_Task requirements_: Make an exact copy of the entries, and keep any pictures out of it.

_Data for this exercise_:
━━━━━━━━

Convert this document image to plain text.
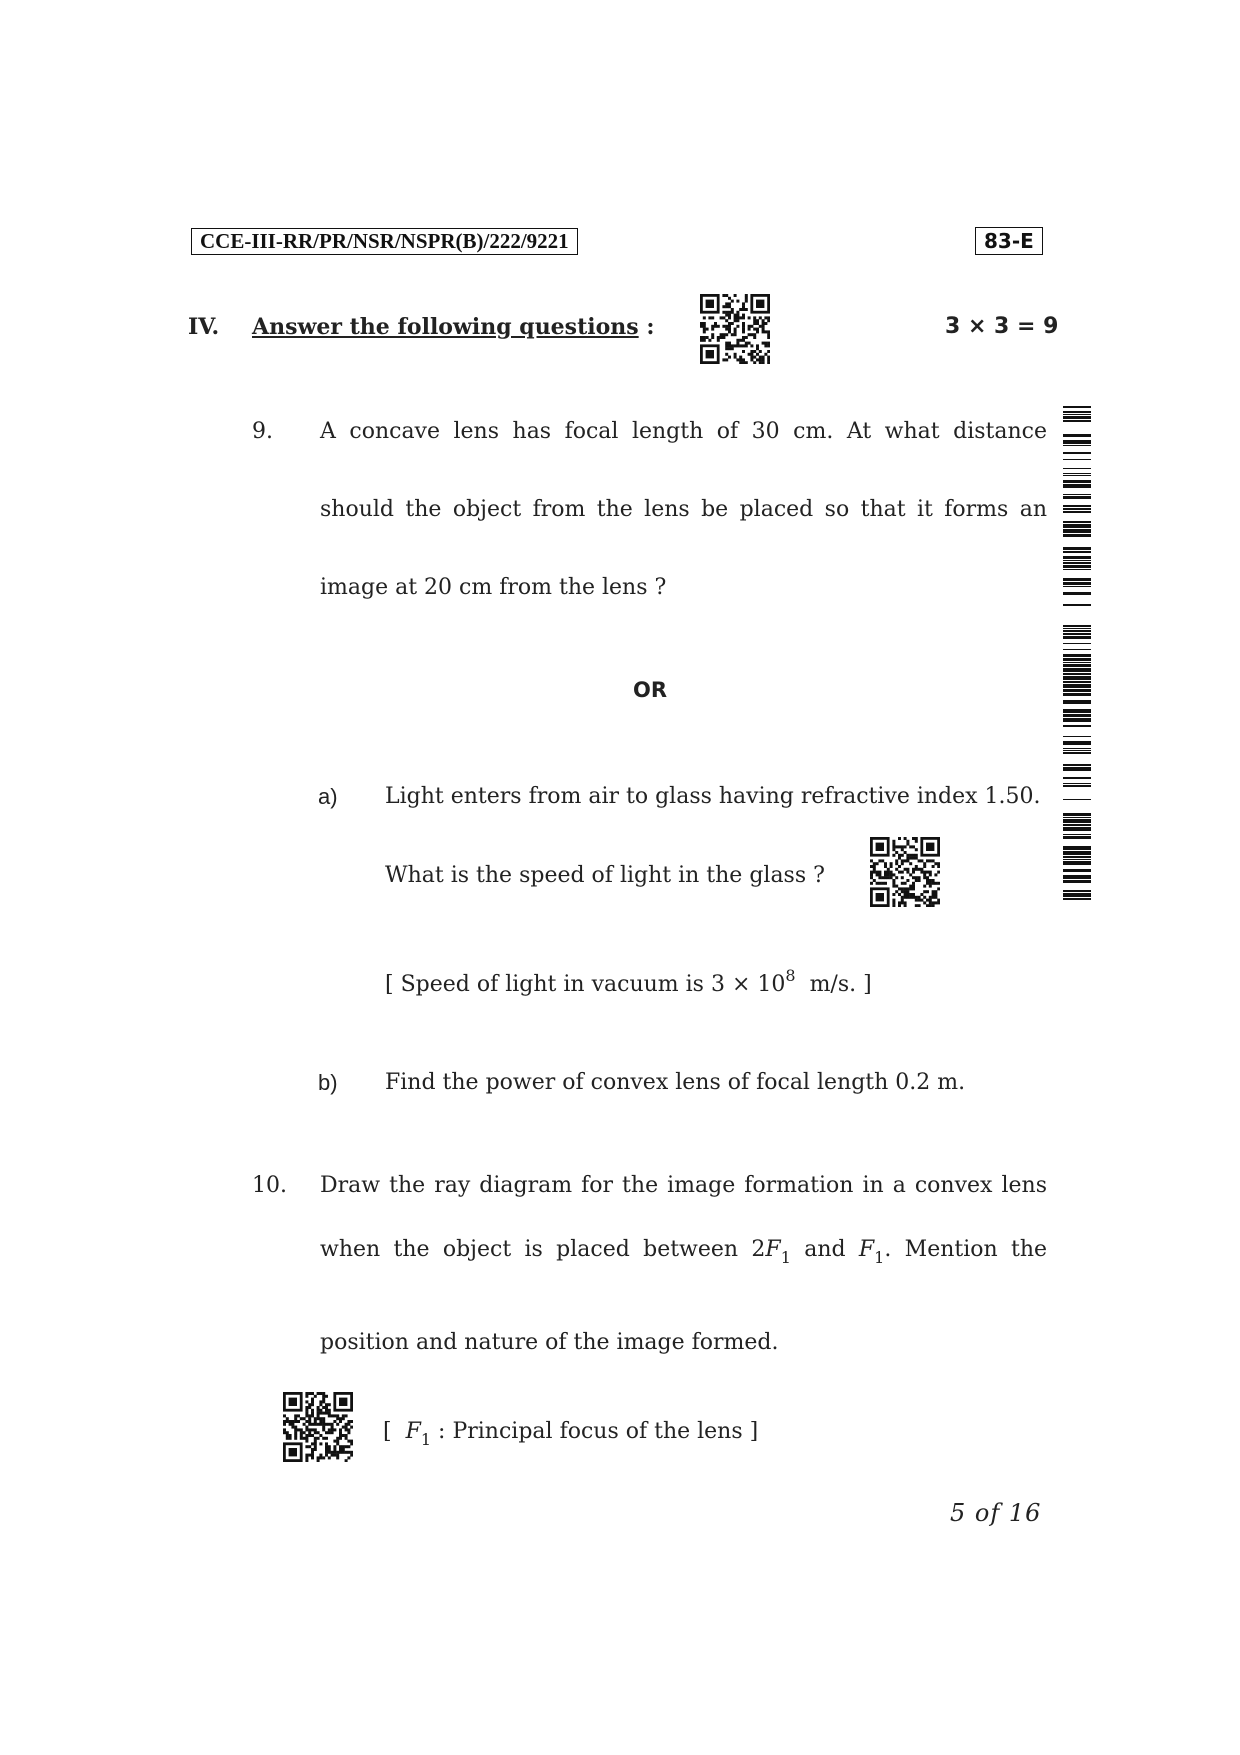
CCE-III-RR/PR/NSR/NSPR(B)/222/9221	83-E
IV. Answer the following questions :	3 × 3 = 9
9. A concave lens has focal length of 30 cm. At what distance
should the object from the lens be placed so that it forms an
image at 20 cm from the lens ?
OR
a) Light enters from air to glass having refractive index 1.50.
What is the speed of light in the glass ?
[ Speed of light in vacuum is $3 \times 10^8$ m/s. ]
b) Find the power of convex lens of focal length 0.2 m.
10. Draw the ray diagram for the image formation in a convex lens
when the object is placed between $2F_1$ and $F_1$. Mention the
position and nature of the image formed.
[ $F_1$ : Principal focus of the lens ]
5 of 16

━━━━━━━━

_Result of this exercise_:
Convert this document image to plain text.
CCE-III-RR/PR/NSR/NSPR(B)/222/9221	83-E
IV. Answer the following questions :	3 × 3 = 9
9. A concave lens has focal length of 30 cm. At what distance
should the object from the lens be placed so that it forms an
image at 20 cm from the lens ?
OR
a) Light enters from air to glass having refractive index 1.50.
What is the speed of light in the glass ?
[ Speed of light in vacuum is $3 \times 10^8$ m/s. ]
b) Find the power of convex lens of focal length 0.2 m.
10. Draw the ray diagram for the image formation in a convex lens
when the object is placed between $2F_1$ and $F_1$. Mention the
position and nature of the image formed.
[ $F_1$ : Principal focus of the lens ]
5 of 16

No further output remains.